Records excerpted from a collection
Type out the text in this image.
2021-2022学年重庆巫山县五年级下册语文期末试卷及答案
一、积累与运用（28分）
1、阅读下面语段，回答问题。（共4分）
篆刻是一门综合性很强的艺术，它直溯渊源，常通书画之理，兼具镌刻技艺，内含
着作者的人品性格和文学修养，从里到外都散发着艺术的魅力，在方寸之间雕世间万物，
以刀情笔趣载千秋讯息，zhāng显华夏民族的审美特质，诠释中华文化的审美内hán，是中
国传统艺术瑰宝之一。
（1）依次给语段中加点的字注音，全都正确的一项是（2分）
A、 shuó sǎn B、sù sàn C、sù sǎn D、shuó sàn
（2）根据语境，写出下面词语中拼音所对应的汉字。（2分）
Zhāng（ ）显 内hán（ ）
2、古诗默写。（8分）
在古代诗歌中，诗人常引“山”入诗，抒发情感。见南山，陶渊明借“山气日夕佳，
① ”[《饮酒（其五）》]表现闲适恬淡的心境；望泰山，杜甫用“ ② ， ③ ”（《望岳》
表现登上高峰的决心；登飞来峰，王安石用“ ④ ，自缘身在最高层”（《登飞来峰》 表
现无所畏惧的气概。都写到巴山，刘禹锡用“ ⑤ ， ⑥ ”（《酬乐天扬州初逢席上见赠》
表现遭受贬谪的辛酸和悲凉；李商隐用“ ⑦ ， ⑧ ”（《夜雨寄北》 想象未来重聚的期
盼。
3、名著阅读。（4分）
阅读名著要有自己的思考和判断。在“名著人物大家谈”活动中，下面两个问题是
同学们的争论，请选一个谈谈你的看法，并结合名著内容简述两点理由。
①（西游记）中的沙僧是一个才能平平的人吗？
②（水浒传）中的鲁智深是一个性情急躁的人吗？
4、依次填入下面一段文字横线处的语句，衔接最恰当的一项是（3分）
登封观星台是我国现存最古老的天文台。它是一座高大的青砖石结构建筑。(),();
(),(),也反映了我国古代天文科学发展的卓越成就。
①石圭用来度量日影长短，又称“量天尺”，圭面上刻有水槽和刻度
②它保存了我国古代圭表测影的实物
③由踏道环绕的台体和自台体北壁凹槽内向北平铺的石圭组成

> _Given task_: Reproduce each record exactly as it appears.

> _Exercise result_:
Type out the text in this image.
2021-2022学年重庆巫山县五年级下册语文期末试卷及答案
一、积累与运用（28分）
1、阅读下面语段，回答问题。（共4分）
篆刻是一门综合性很强的艺术，它直溯渊源，常通书画之理，兼具镌刻技艺，内含
着作者的人品性格和文学修养，从里到外都散发着艺术的魅力，在方寸之间雕世间万物，
以刀情笔趣载千秋讯息，zhāng显华夏民族的审美特质，诠释中华文化的审美内hán，是中
国传统艺术瑰宝之一。
（1）依次给语段中加点的字注音，全都正确的一项是（2分）
A、 shuó sǎn B、sù sàn C、sù sǎn D、shuó sàn
（2）根据语境，写出下面词语中拼音所对应的汉字。（2分）
Zhāng（ ）显 内hán（ ）
2、古诗默写。（8分）
在古代诗歌中，诗人常引“山”入诗，抒发情感。见南山，陶渊明借“山气日夕佳，
① ”[《饮酒（其五）》]表现闲适恬淡的心境；望泰山，杜甫用“ ② ， ③ ”（《望岳》
表现登上高峰的决心；登飞来峰，王安石用“ ④ ，自缘身在最高层”（《登飞来峰》 表
现无所畏惧的气概。都写到巴山，刘禹锡用“ ⑤ ， ⑥ ”（《酬乐天扬州初逢席上见赠》
表现遭受贬谪的辛酸和悲凉；李商隐用“ ⑦ ， ⑧ ”（《夜雨寄北》 想象未来重聚的期
盼。
3、名著阅读。（4分）
阅读名著要有自己的思考和判断。在“名著人物大家谈”活动中，下面两个问题是
同学们的争论，请选一个谈谈你的看法，并结合名著内容简述两点理由。
①（西游记）中的沙僧是一个才能平平的人吗？
②（水浒传）中的鲁智深是一个性情急躁的人吗？
4、依次填入下面一段文字横线处的语句，衔接最恰当的一项是（3分）
登封观星台是我国现存最古老的天文台。它是一座高大的青砖石结构建筑。(),();
(),(),也反映了我国古代天文科学发展的卓越成就。
①石圭用来度量日影长短，又称“量天尺”，圭面上刻有水槽和刻度
②它保存了我国古代圭表测影的实物
③由踏道环绕的台体和自台体北壁凹槽内向北平铺的石圭组成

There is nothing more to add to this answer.